— Start Records for this exercise —

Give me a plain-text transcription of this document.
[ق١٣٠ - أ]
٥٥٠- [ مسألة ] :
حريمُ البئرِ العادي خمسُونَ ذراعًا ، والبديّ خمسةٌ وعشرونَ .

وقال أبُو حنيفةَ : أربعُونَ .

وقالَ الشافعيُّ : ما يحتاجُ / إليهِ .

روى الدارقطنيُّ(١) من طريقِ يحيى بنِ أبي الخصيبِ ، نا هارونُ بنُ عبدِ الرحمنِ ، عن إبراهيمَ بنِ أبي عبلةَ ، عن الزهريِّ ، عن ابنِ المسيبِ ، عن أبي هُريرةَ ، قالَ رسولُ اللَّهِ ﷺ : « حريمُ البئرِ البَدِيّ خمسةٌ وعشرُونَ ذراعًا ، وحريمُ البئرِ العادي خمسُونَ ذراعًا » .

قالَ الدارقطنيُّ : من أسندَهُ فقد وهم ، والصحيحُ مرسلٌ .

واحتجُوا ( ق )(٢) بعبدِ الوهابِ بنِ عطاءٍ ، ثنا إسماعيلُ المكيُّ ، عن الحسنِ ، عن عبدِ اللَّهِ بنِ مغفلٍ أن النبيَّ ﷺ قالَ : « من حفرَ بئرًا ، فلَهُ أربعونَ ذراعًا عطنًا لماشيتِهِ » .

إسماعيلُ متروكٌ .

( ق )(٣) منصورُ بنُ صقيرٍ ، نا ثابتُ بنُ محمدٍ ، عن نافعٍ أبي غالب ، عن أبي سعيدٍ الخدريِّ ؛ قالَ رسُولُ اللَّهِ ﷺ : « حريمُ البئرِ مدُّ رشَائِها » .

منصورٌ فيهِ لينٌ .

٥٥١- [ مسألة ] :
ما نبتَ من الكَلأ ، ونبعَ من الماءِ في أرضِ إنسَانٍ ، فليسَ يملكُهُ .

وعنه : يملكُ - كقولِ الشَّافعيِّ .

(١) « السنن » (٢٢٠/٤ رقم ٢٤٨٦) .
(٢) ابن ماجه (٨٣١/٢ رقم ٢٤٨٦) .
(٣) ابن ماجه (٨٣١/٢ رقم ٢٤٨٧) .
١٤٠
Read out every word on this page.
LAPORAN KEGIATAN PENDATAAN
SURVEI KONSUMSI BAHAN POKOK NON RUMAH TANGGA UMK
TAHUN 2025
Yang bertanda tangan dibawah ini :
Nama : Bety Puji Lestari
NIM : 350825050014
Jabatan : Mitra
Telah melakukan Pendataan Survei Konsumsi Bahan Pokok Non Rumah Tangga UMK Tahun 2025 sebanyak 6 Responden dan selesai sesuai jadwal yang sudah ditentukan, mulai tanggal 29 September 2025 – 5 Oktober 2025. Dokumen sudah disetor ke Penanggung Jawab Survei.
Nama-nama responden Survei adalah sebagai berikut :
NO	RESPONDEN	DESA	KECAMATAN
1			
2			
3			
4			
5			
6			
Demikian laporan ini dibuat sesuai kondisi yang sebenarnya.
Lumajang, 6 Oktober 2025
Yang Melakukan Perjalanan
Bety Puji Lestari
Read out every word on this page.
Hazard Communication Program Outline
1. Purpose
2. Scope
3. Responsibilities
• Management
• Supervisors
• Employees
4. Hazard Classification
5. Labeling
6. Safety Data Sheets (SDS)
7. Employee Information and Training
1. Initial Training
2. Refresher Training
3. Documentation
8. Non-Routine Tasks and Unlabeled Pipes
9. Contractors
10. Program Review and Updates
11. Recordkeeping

— End Records for this exercise —
— Start Records for this exercise —

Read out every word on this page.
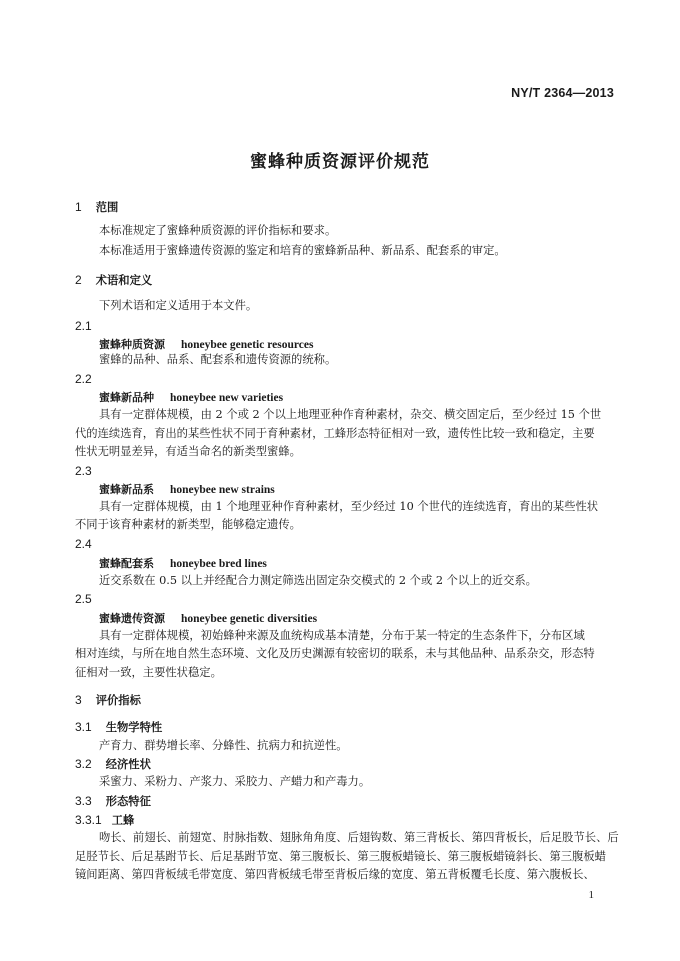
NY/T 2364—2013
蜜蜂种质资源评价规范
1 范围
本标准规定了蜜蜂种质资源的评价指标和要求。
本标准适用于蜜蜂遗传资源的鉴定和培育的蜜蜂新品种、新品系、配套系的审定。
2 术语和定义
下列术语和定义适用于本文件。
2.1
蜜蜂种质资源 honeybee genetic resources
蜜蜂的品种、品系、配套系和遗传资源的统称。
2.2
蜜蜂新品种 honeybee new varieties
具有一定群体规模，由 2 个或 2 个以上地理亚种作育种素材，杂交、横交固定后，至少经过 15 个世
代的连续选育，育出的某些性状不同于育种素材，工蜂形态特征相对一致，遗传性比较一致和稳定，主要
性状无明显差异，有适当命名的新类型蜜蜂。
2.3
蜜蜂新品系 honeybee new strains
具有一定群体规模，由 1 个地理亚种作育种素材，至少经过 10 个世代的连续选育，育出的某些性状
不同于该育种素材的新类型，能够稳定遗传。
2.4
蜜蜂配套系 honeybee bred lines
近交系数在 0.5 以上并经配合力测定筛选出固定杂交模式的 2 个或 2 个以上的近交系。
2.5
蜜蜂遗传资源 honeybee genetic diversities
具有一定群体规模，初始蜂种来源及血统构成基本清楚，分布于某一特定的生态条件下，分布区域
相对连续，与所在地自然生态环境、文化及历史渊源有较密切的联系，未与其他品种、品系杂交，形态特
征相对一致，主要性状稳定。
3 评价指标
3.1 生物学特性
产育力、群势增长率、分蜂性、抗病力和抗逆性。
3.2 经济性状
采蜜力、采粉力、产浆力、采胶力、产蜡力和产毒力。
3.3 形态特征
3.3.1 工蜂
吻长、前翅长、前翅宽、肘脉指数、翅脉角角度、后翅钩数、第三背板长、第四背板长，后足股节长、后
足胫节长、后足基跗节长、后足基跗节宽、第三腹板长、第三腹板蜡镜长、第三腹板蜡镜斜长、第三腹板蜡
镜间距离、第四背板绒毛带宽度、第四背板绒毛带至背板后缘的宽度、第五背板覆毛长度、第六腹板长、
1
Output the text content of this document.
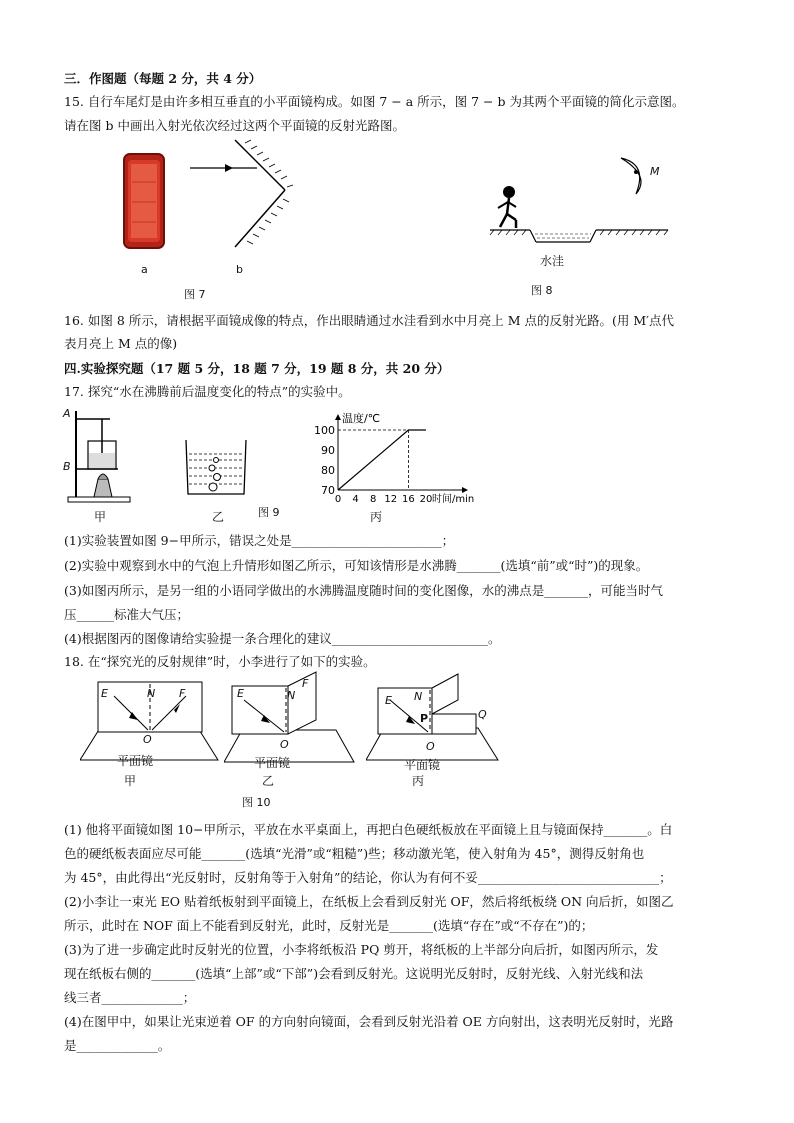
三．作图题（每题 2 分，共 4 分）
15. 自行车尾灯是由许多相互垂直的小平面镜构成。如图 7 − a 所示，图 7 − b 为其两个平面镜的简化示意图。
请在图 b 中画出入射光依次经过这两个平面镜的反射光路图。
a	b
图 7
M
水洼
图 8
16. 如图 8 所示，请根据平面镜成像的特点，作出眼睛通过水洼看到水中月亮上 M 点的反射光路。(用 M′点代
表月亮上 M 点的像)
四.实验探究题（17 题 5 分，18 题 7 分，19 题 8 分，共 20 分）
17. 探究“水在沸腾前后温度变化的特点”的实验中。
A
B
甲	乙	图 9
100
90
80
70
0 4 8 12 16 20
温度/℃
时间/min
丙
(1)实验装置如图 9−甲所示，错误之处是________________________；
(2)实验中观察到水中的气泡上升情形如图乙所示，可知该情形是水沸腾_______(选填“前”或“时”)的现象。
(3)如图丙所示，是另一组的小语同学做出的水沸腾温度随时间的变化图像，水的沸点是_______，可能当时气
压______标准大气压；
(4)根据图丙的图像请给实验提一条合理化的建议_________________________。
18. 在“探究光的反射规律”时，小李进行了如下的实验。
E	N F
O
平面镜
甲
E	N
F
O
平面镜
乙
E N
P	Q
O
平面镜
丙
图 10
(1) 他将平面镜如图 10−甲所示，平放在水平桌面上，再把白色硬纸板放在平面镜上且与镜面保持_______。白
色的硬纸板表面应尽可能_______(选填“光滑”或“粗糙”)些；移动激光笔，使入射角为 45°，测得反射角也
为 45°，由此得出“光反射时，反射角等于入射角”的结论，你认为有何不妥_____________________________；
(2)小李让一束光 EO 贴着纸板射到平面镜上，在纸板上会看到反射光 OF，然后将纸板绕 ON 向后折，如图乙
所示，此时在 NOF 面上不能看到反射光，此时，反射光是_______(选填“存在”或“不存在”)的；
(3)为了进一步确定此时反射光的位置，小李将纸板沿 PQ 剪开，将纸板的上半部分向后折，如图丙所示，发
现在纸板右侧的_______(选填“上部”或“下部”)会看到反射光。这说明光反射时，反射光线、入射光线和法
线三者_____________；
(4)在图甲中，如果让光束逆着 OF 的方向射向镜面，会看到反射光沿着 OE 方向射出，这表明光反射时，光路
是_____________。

— End Records for this exercise —

Exercise:
Select all lines in the listing that include the word "至少经过".

Reply to the exercise:
具有一定群体规模，由 2 个或 2 个以上地理亚种作育种素材，杂交、横交固定后，至少经过 15 个世
具有一定群体规模，由 1 个地理亚种作育种素材，至少经过 10 个世代的连续选育，育出的某些性状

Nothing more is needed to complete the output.